### Aim of the exercise
Wherever a line holds the string "color", copy that line.

Items from a figure collection:
[Begin]

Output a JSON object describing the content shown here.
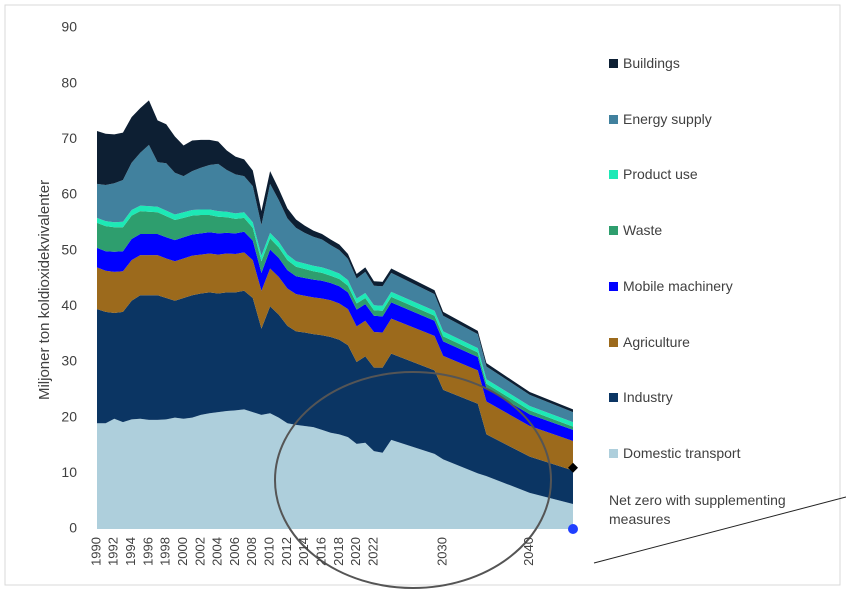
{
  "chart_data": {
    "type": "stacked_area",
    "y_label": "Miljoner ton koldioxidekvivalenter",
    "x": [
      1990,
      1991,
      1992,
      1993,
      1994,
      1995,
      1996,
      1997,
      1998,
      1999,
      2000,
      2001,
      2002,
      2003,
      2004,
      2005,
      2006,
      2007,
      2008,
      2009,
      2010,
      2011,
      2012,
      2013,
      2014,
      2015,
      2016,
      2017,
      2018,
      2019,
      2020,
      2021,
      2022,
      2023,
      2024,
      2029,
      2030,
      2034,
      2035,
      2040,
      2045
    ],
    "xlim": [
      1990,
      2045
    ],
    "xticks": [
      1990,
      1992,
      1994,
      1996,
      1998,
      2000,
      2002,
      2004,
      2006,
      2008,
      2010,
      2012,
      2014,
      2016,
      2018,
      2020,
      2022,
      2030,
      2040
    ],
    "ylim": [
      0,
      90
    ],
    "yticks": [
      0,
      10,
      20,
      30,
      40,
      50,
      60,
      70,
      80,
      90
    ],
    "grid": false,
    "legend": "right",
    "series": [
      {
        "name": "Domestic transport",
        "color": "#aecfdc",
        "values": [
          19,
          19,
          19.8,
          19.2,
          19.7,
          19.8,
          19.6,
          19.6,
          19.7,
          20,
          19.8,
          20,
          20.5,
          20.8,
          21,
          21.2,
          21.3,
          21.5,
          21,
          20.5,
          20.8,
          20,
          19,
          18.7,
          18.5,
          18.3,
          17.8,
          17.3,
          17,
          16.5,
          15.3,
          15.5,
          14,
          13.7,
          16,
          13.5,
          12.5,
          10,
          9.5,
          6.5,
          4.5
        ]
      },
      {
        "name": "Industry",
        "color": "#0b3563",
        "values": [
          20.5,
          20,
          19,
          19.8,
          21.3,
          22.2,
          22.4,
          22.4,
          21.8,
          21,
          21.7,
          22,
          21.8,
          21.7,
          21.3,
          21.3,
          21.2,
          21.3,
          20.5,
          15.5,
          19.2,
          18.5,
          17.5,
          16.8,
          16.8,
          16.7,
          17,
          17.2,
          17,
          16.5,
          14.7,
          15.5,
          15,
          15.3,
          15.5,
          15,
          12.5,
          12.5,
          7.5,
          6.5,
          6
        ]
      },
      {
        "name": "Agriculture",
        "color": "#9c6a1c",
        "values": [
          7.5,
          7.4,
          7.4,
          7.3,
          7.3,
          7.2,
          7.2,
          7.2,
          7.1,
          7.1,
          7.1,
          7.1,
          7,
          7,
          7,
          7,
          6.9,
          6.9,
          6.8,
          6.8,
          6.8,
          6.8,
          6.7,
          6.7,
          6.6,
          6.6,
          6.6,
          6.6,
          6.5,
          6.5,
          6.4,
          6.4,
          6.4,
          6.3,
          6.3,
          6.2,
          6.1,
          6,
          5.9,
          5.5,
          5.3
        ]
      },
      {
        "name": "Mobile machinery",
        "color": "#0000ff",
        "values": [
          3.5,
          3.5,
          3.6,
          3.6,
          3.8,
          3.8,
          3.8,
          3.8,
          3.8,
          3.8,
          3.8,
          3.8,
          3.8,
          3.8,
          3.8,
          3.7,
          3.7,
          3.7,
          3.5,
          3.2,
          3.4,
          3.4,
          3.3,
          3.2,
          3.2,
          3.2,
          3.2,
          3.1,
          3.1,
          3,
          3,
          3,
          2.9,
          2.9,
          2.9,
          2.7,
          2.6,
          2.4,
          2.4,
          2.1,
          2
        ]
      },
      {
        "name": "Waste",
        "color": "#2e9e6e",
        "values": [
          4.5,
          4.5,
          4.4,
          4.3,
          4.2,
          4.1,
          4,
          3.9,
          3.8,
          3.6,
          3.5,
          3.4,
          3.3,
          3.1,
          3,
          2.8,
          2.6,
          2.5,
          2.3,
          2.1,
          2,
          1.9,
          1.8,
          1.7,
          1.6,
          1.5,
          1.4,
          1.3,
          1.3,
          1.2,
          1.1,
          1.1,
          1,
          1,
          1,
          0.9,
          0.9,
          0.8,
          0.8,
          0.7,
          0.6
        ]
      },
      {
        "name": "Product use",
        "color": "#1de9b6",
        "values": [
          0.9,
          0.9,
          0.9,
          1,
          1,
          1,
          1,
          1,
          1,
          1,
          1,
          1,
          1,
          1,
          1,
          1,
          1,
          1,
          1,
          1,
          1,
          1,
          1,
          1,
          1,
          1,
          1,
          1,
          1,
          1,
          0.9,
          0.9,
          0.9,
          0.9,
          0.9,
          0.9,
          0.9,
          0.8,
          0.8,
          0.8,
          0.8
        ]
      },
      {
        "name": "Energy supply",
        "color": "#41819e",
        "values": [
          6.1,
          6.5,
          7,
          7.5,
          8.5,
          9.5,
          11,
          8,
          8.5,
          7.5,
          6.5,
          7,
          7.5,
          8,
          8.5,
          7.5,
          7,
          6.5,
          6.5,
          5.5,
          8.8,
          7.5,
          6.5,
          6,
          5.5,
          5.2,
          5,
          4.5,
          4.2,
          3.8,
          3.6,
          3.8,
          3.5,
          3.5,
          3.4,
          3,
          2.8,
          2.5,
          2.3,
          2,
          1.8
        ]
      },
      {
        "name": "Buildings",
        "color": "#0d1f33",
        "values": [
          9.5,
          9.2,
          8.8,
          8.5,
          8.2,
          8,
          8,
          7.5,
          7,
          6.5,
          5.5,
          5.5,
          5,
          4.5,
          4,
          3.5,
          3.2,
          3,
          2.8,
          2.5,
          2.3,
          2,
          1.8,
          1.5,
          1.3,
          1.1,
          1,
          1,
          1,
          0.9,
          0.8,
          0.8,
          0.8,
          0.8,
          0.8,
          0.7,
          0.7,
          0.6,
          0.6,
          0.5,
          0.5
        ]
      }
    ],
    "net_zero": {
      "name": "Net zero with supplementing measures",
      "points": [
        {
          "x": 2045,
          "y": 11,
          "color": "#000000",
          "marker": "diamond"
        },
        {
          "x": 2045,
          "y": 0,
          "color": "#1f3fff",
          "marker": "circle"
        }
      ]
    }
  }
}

[End]

### The reply
        "color": "#aecfdc",
        "color": "#0b3563",
        "color": "#9c6a1c",
        "color": "#0000ff",
        "color": "#2e9e6e",
        "color": "#1de9b6",
        "color": "#41819e",
        "color": "#0d1f33",
          "color": "#000000",
          "color": "#1f3fff",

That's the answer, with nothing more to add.